Starting at the line that holds "What does this", restate every line word for word up to and including the last one in the listing below, and omit all pictures.

** START Data in this exercise **

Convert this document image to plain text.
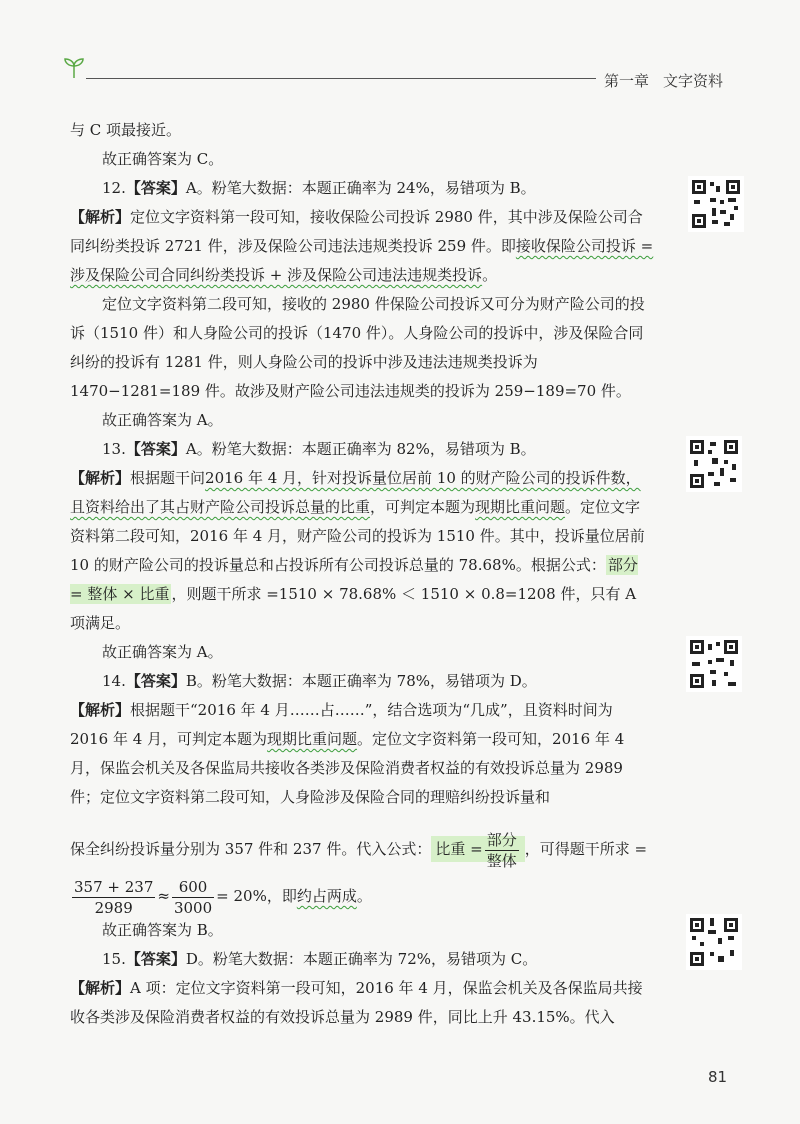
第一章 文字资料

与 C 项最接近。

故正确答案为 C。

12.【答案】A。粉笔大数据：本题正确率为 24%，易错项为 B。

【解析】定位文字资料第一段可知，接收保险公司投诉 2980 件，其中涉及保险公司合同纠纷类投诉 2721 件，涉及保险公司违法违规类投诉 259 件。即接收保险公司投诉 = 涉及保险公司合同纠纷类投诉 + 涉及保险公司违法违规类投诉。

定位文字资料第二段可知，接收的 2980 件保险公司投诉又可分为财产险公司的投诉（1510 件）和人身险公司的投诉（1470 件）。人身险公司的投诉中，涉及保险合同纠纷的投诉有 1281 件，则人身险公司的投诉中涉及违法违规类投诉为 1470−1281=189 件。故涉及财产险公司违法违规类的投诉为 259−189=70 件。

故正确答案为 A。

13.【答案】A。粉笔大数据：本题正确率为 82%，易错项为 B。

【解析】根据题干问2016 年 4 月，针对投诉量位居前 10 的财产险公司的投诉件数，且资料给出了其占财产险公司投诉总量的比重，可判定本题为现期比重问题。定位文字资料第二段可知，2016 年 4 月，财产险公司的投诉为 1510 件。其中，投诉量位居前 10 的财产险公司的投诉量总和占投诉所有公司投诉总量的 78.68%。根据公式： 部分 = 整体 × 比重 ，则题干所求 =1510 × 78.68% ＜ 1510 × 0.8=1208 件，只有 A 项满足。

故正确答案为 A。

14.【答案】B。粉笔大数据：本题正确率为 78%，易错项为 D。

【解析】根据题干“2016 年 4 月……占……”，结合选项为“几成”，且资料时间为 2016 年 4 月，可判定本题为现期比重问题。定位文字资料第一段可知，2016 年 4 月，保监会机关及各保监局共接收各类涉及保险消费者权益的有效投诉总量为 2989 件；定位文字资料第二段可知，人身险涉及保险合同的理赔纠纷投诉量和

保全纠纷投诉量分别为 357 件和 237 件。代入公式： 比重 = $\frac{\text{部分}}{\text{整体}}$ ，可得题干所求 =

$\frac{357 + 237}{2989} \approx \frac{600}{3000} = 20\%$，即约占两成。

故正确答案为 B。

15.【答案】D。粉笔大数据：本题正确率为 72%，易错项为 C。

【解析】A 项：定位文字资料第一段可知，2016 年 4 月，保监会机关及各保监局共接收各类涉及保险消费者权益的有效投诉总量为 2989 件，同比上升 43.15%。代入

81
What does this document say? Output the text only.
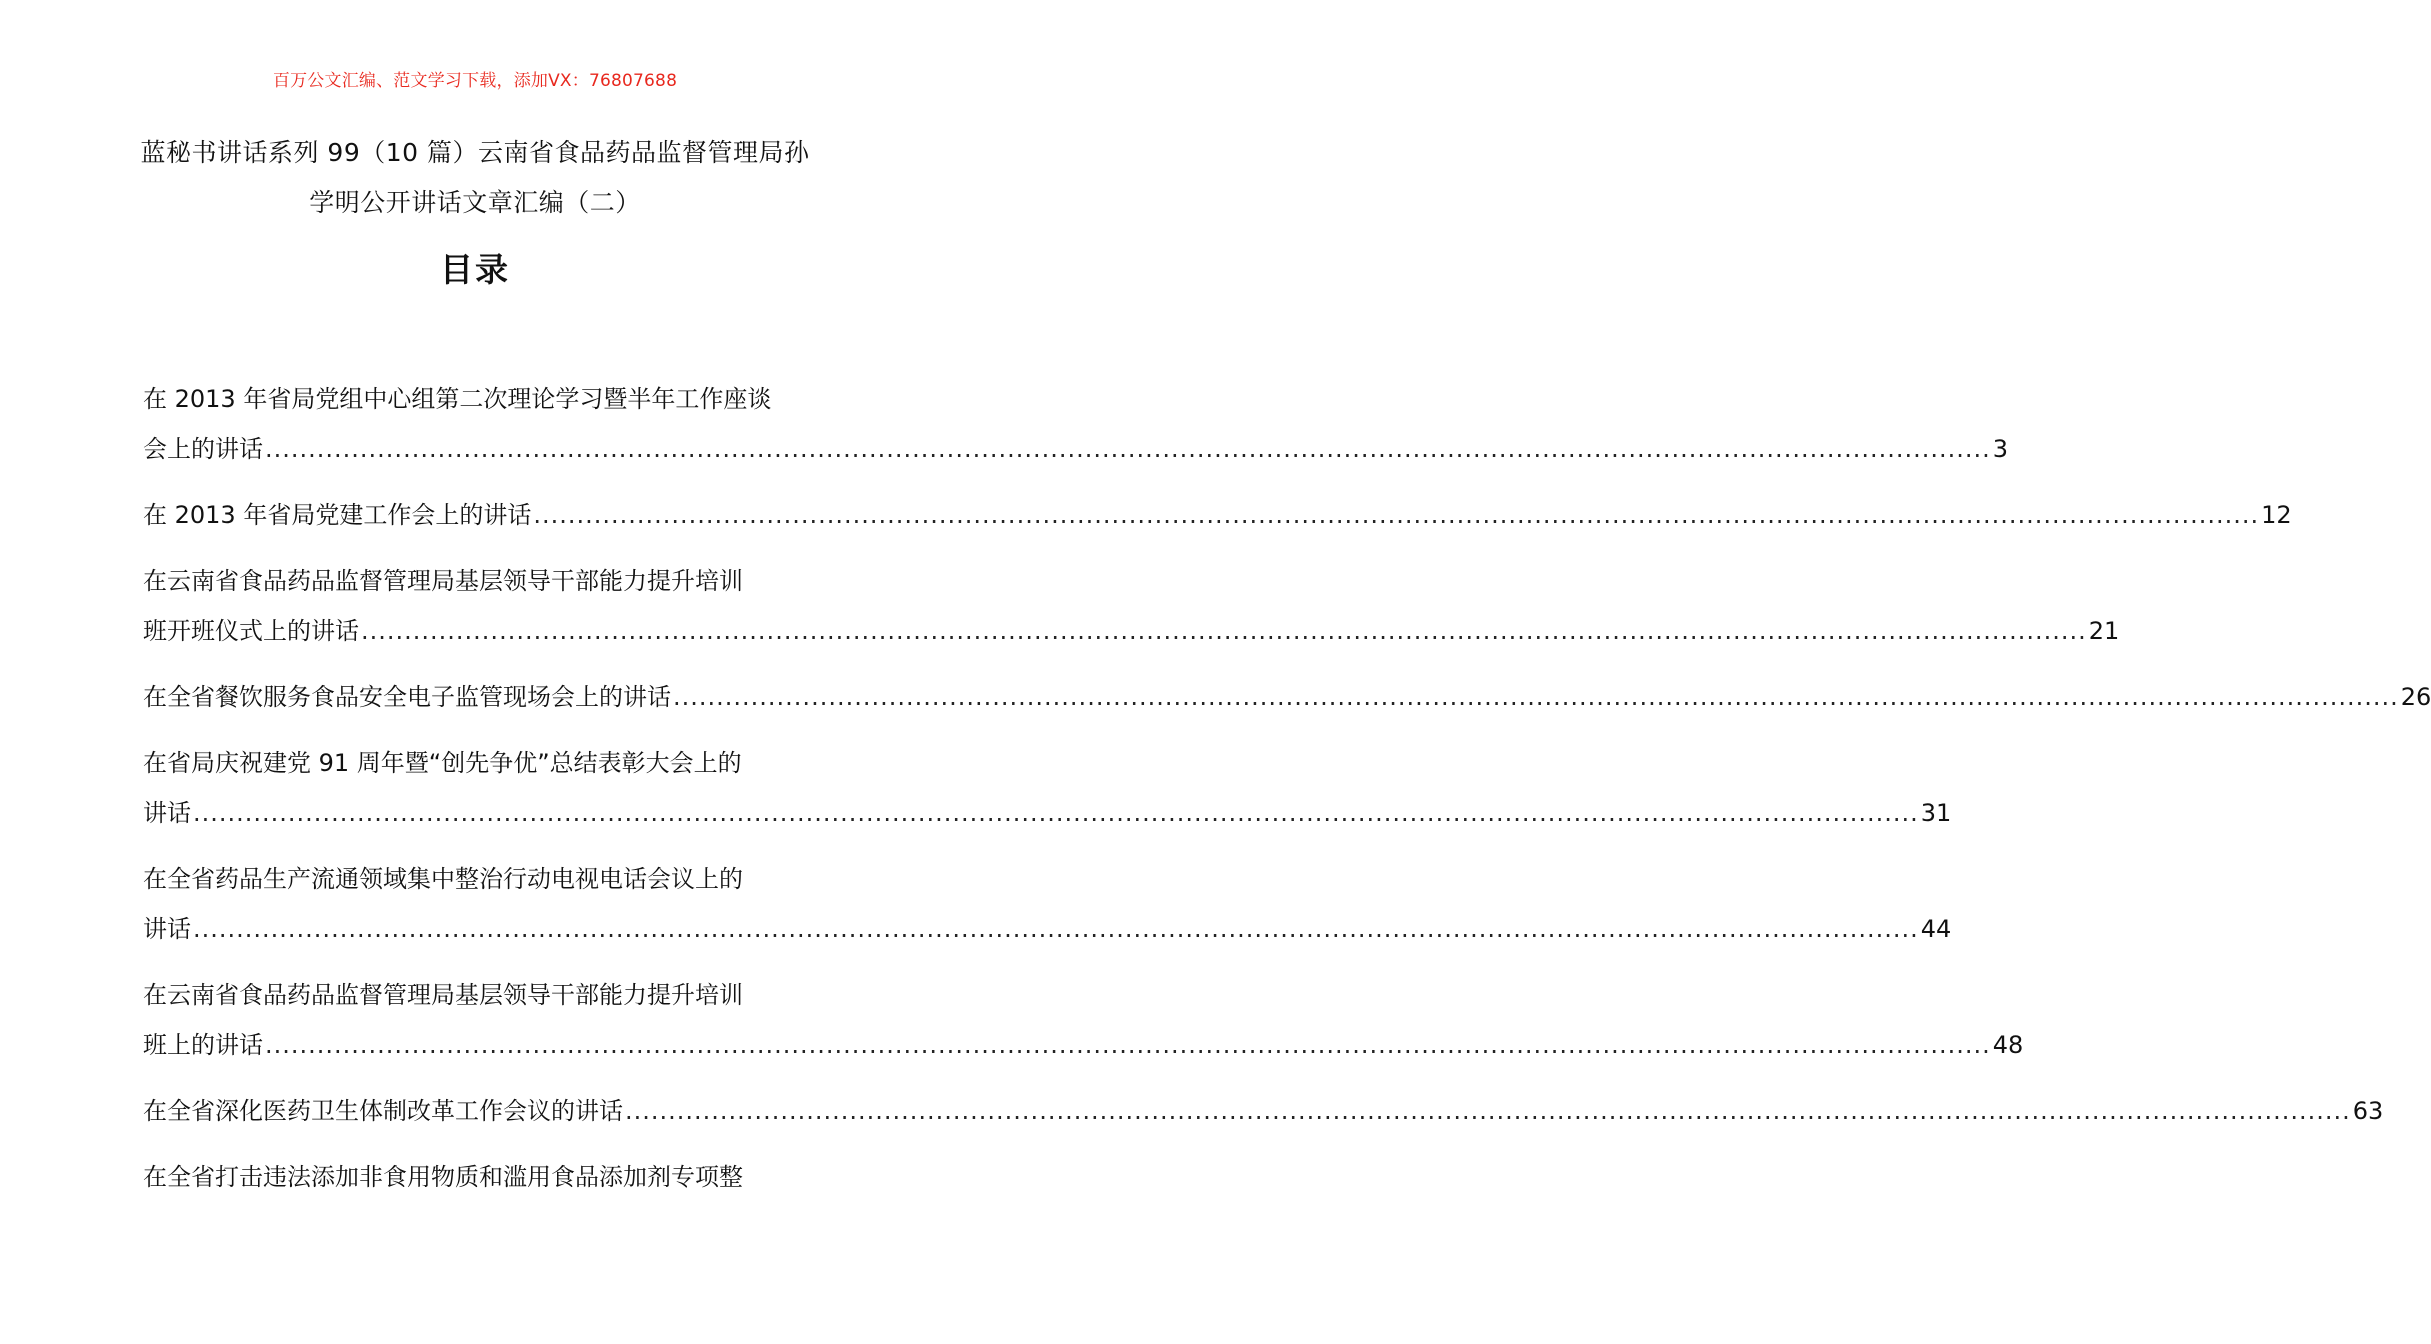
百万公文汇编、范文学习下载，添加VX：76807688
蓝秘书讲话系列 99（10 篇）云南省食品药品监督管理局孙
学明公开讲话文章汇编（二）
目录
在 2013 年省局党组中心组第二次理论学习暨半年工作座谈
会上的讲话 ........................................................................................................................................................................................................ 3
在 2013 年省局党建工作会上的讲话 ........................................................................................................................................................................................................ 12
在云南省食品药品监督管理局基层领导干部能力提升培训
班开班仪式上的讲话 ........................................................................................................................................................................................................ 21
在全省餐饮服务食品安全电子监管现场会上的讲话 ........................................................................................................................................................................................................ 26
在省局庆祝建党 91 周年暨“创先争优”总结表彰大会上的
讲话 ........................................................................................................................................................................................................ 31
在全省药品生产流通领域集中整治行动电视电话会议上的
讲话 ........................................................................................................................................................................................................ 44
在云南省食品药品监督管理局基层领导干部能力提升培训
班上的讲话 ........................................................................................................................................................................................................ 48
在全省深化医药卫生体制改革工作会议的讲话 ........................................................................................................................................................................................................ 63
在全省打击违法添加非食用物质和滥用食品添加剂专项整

** END Data in this exercise **

Solution to this exercise =>
What does this document say? Output the text only.
百万公文汇编、范文学习下载，添加VX：76807688
蓝秘书讲话系列 99（10 篇）云南省食品药品监督管理局孙
学明公开讲话文章汇编（二）
目录
在 2013 年省局党组中心组第二次理论学习暨半年工作座谈
会上的讲话 ........................................................................................................................................................................................................ 3
在 2013 年省局党建工作会上的讲话 ........................................................................................................................................................................................................ 12
在云南省食品药品监督管理局基层领导干部能力提升培训
班开班仪式上的讲话 ........................................................................................................................................................................................................ 21
在全省餐饮服务食品安全电子监管现场会上的讲话 ........................................................................................................................................................................................................ 26
在省局庆祝建党 91 周年暨“创先争优”总结表彰大会上的
讲话 ........................................................................................................................................................................................................ 31
在全省药品生产流通领域集中整治行动电视电话会议上的
讲话 ........................................................................................................................................................................................................ 44
在云南省食品药品监督管理局基层领导干部能力提升培训
班上的讲话 ........................................................................................................................................................................................................ 48
在全省深化医药卫生体制改革工作会议的讲话 ........................................................................................................................................................................................................ 63
在全省打击违法添加非食用物质和滥用食品添加剂专项整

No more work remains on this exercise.